* OBJETIVO
Retoma el hilo del foro sobre chasis para circuitos de audio y continúalo a partir de su última frase.

# Chasis para circuitos de audio? Como evitar ruidos?



## marvel (Feb 3, 2009)

Hola! Que tal? La verdad es que no sabia donde crear este tema, pero me parece que esta es la seccion indicada...

La pregunta es.. Por que se usan chasis metalicos para los circuitos de audio? me refiero a tanto de pequeña, como de gran señal...
Si no me equivoco, me parece que sirve para prevenir oscilaciones/ruidos y esas cosas, pero la verdad no estoy seguro..

Habria algun problema con usar chasis de madera? Asi tambien se evita el tener que asilar las placas del chasis para evitar cortocircuitos...


Por favor, podria alguien decirme? Por que motivo usar chasis metalicos y no de madera? Cuales son los beneficios y desventajas de cada uno?

Muchas gracias! Espero su respuesta!


----------



## Cacho (Feb 3, 2009)

marvel dijo:
			
		

> ...Por que se usan chasis metalicos para los circuitos de audio?...
> Si no me equivoco, ... sirve para prevenir oscilaciones/ruidos y esas cosas, ...
> Habria algun problema con usar chasis de madera?...



Efectivamente se usan de metal para evitar que se filtren interferencias externas. Si se hace de madera hay que blindar (eléctricamente hablando) las partes sensibles del aparato. Según sea el caso, puede ser más o menos grave la interferencia.

* DATOS REGISTRADOS
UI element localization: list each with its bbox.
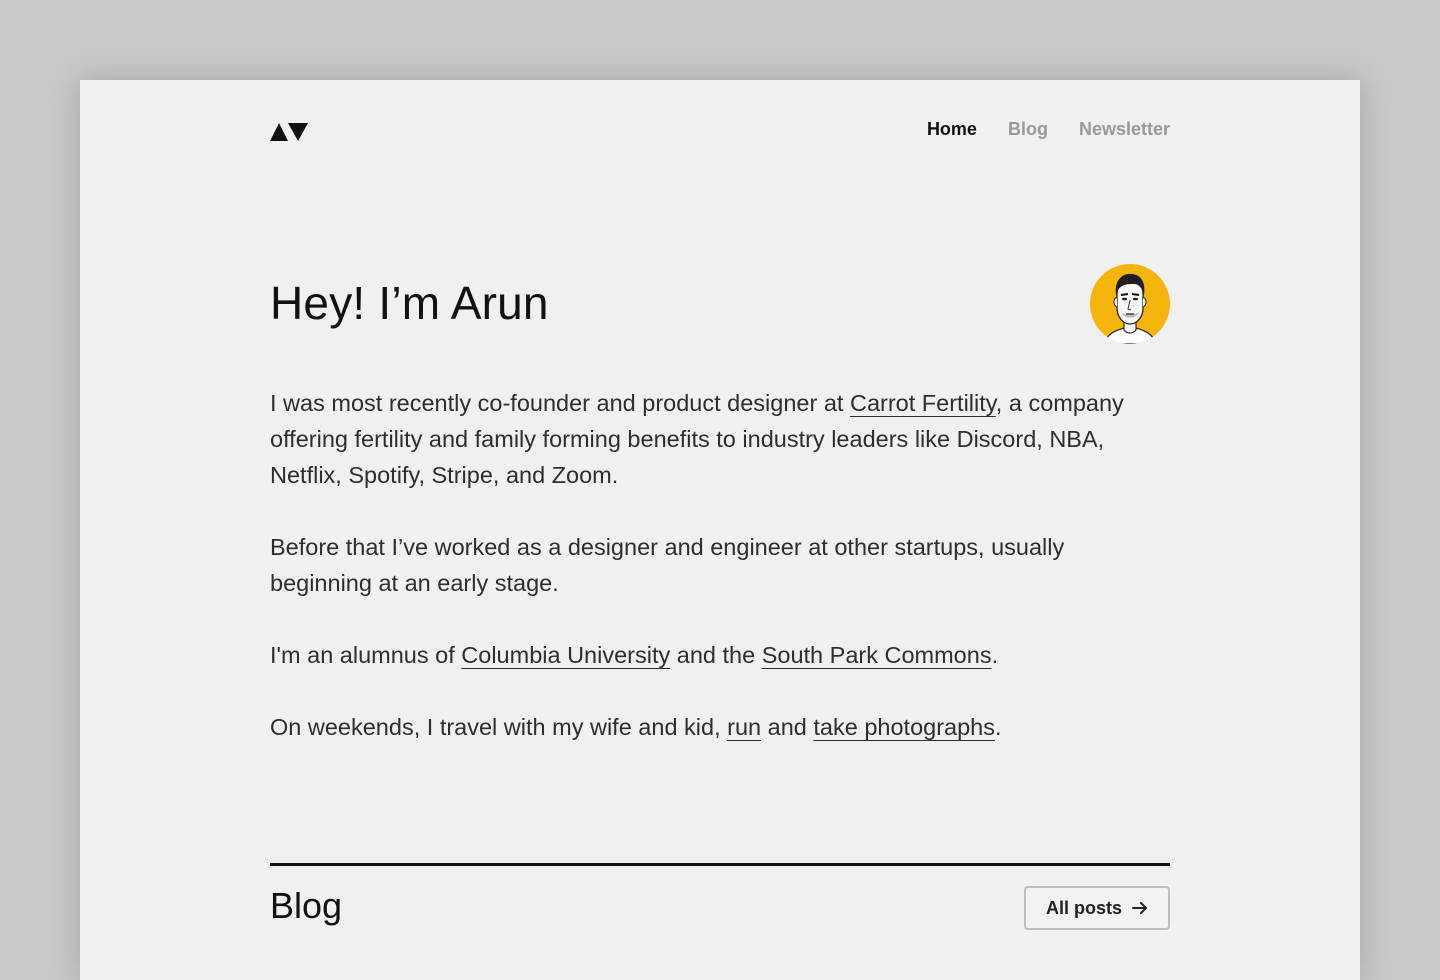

* RESULTADO FINAL
Sea como sea, conviene que no estén ahí. El uso de una carcasa metálica y cables blindados es la forma más común y barata de evitarlas.
Hay un tutorial de EZavalla sobre cómo evitar algunas interferencias (https://www.forosdeelectronica.com/f23/supresion-ruidos-e-interferencias-electromagneticas-17506/). Está bueno, leelo.
Igual de bueno está el de Fogonazo sobre diseño de fuentes (https://www.forosdeelectronica.com/f31/algunas-pautas-diseno-fuentes-alimentacion-audio-17791/), que también introducen ruidos si no están bien hechas.

Saludos


----------



## marvel (Feb 3, 2009)

Muchas gracias por tu respuesta!

Ahora voy a leer bien el tutorial de EZavalla.. El de Fogonazo ya lo habia leido justo hace un rato, y ya lo tengo implementado al esquema de mi amplificador..

Unas ultimas preguntas, cuando hablas de cables blindados a que tipo de cables te referis? A los comunes de audio que vienen envainados? O algun cable un poco mas especifico?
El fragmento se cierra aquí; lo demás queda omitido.